> [Source data]
▬▬▬▬▬▬

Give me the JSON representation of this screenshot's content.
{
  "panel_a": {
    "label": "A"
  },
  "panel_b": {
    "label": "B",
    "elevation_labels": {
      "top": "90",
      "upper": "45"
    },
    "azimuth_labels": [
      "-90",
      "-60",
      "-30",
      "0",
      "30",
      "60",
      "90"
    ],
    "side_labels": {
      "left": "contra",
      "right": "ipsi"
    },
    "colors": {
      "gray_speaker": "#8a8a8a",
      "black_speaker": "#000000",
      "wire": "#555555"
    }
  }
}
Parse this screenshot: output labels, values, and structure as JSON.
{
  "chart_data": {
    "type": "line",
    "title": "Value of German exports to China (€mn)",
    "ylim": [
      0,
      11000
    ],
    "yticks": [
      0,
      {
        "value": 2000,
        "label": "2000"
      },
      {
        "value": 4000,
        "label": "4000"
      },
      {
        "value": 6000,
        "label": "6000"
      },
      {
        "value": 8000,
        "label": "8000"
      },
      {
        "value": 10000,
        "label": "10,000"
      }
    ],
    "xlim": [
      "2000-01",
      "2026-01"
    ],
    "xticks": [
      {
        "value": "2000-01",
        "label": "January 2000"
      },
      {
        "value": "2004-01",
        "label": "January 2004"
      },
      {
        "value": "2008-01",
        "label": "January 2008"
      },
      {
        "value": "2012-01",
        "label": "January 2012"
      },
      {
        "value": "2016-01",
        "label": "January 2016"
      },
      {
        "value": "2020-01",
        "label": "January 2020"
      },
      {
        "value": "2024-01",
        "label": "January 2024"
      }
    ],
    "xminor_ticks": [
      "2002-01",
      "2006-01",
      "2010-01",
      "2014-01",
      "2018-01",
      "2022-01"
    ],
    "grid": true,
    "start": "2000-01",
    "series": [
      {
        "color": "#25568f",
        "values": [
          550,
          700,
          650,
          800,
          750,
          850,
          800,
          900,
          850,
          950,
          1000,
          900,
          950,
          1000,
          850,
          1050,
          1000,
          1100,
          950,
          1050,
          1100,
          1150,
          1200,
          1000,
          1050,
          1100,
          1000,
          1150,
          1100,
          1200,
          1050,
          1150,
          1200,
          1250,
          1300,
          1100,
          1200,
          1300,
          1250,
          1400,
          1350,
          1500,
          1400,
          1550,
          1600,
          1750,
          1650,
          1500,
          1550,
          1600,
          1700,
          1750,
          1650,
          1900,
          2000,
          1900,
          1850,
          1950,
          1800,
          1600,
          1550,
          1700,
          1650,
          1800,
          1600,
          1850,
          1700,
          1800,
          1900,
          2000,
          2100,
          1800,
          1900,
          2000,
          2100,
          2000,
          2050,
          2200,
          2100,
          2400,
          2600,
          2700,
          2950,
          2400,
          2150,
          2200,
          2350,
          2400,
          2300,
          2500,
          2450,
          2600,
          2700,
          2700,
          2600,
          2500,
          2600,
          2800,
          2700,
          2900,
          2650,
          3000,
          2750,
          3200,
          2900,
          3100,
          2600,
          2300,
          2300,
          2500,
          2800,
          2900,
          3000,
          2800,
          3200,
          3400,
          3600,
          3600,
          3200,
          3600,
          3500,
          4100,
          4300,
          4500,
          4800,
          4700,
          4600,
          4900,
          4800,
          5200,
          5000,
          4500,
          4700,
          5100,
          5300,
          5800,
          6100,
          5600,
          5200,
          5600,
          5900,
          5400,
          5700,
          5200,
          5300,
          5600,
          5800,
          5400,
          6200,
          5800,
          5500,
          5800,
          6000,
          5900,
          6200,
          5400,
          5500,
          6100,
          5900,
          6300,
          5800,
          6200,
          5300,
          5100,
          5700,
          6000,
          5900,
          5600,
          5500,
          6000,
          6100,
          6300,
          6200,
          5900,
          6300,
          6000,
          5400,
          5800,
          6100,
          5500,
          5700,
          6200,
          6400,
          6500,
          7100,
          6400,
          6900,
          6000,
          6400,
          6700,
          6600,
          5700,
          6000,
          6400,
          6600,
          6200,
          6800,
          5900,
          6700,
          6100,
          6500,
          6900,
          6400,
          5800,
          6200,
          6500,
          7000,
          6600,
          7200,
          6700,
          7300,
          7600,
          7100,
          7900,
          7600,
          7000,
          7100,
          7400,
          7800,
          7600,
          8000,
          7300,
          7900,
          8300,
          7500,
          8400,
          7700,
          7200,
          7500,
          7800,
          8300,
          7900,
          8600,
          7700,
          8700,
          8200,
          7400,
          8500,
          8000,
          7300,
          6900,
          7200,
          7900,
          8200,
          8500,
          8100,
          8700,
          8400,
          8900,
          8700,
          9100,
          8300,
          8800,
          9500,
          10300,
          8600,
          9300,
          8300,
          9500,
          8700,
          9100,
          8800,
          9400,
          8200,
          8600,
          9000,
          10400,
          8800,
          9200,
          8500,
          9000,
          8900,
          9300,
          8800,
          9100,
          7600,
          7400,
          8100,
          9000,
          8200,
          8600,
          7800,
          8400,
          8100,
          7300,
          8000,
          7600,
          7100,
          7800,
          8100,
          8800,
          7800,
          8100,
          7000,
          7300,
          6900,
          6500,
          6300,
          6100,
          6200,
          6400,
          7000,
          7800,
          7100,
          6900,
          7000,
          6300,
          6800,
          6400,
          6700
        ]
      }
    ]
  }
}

▬▬▬▬▬▬

> [Stated exercise] Your task is to return the full listing exactly as it was given.

> [Task response]
Give me the JSON representation of this screenshot's content.
{
  "panel_a": {
    "label": "A"
  },
  "panel_b": {
    "label": "B",
    "elevation_labels": {
      "top": "90",
      "upper": "45"
    },
    "azimuth_labels": [
      "-90",
      "-60",
      "-30",
      "0",
      "30",
      "60",
      "90"
    ],
    "side_labels": {
      "left": "contra",
      "right": "ipsi"
    },
    "colors": {
      "gray_speaker": "#8a8a8a",
      "black_speaker": "#000000",
      "wire": "#555555"
    }
  }
}
Parse this screenshot: output labels, values, and structure as JSON.
{
  "chart_data": {
    "type": "line",
    "title": "Value of German exports to China (€mn)",
    "ylim": [
      0,
      11000
    ],
    "yticks": [
      0,
      {
        "value": 2000,
        "label": "2000"
      },
      {
        "value": 4000,
        "label": "4000"
      },
      {
        "value": 6000,
        "label": "6000"
      },
      {
        "value": 8000,
        "label": "8000"
      },
      {
        "value": 10000,
        "label": "10,000"
      }
    ],
    "xlim": [
      "2000-01",
      "2026-01"
    ],
    "xticks": [
      {
        "value": "2000-01",
        "label": "January 2000"
      },
      {
        "value": "2004-01",
        "label": "January 2004"
      },
      {
        "value": "2008-01",
        "label": "January 2008"
      },
      {
        "value": "2012-01",
        "label": "January 2012"
      },
      {
        "value": "2016-01",
        "label": "January 2016"
      },
      {
        "value": "2020-01",
        "label": "January 2020"
      },
      {
        "value": "2024-01",
        "label": "January 2024"
      }
    ],
    "xminor_ticks": [
      "2002-01",
      "2006-01",
      "2010-01",
      "2014-01",
      "2018-01",
      "2022-01"
    ],
    "grid": true,
    "start": "2000-01",
    "series": [
      {
        "color": "#25568f",
        "values": [
          550,
          700,
          650,
          800,
          750,
          850,
          800,
          900,
          850,
          950,
          1000,
          900,
          950,
          1000,
          850,
          1050,
          1000,
          1100,
          950,
          1050,
          1100,
          1150,
          1200,
          1000,
          1050,
          1100,
          1000,
          1150,
          1100,
          1200,
          1050,
          1150,
          1200,
          1250,
          1300,
          1100,
          1200,
          1300,
          1250,
          1400,
          1350,
          1500,
          1400,
          1550,
          1600,
          1750,
          1650,
          1500,
          1550,
          1600,
          1700,
          1750,
          1650,
          1900,
          2000,
          1900,
          1850,
          1950,
          1800,
          1600,
          1550,
          1700,
          1650,
          1800,
          1600,
          1850,
          1700,
          1800,
          1900,
          2000,
          2100,
          1800,
          1900,
          2000,
          2100,
          2000,
          2050,
          2200,
          2100,
          2400,
          2600,
          2700,
          2950,
          2400,
          2150,
          2200,
          2350,
          2400,
          2300,
          2500,
          2450,
          2600,
          2700,
          2700,
          2600,
          2500,
          2600,
          2800,
          2700,
          2900,
          2650,
          3000,
          2750,
          3200,
          2900,
          3100,
          2600,
          2300,
          2300,
          2500,
          2800,
          2900,
          3000,
          2800,
          3200,
          3400,
          3600,
          3600,
          3200,
          3600,
          3500,
          4100,
          4300,
          4500,
          4800,
          4700,
          4600,
          4900,
          4800,
          5200,
          5000,
          4500,
          4700,
          5100,
          5300,
          5800,
          6100,
          5600,
          5200,
          5600,
          5900,
          5400,
          5700,
          5200,
          5300,
          5600,
          5800,
          5400,
          6200,
          5800,
          5500,
          5800,
          6000,
          5900,
          6200,
          5400,
          5500,
          6100,
          5900,
          6300,
          5800,
          6200,
          5300,
          5100,
          5700,
          6000,
          5900,
          5600,
          5500,
          6000,
          6100,
          6300,
          6200,
          5900,
          6300,
          6000,
          5400,
          5800,
          6100,
          5500,
          5700,
          6200,
          6400,
          6500,
          7100,
          6400,
          6900,
          6000,
          6400,
          6700,
          6600,
          5700,
          6000,
          6400,
          6600,
          6200,
          6800,
          5900,
          6700,
          6100,
          6500,
          6900,
          6400,
          5800,
          6200,
          6500,
          7000,
          6600,
          7200,
          6700,
          7300,
          7600,
          7100,
          7900,
          7600,
          7000,
          7100,
          7400,
          7800,
          7600,
          8000,
          7300,
          7900,
          8300,
          7500,
          8400,
          7700,
          7200,
          7500,
          7800,
          8300,
          7900,
          8600,
          7700,
          8700,
          8200,
          7400,
          8500,
          8000,
          7300,
          6900,
          7200,
          7900,
          8200,
          8500,
          8100,
          8700,
          8400,
          8900,
          8700,
          9100,
          8300,
          8800,
          9500,
          10300,
          8600,
          9300,
          8300,
          9500,
          8700,
          9100,
          8800,
          9400,
          8200,
          8600,
          9000,
          10400,
          8800,
          9200,
          8500,
          9000,
          8900,
          9300,
          8800,
          9100,
          7600,
          7400,
          8100,
          9000,
          8200,
          8600,
          7800,
          8400,
          8100,
          7300,
          8000,
          7600,
          7100,
          7800,
          8100,
          8800,
          7800,
          8100,
          7000,
          7300,
          6900,
          6500,
          6300,
          6100,
          6200,
          6400,
          7000,
          7800,
          7100,
          6900,
          7000,
          6300,
          6800,
          6400,
          6700
        ]
      }
    ]
  }
}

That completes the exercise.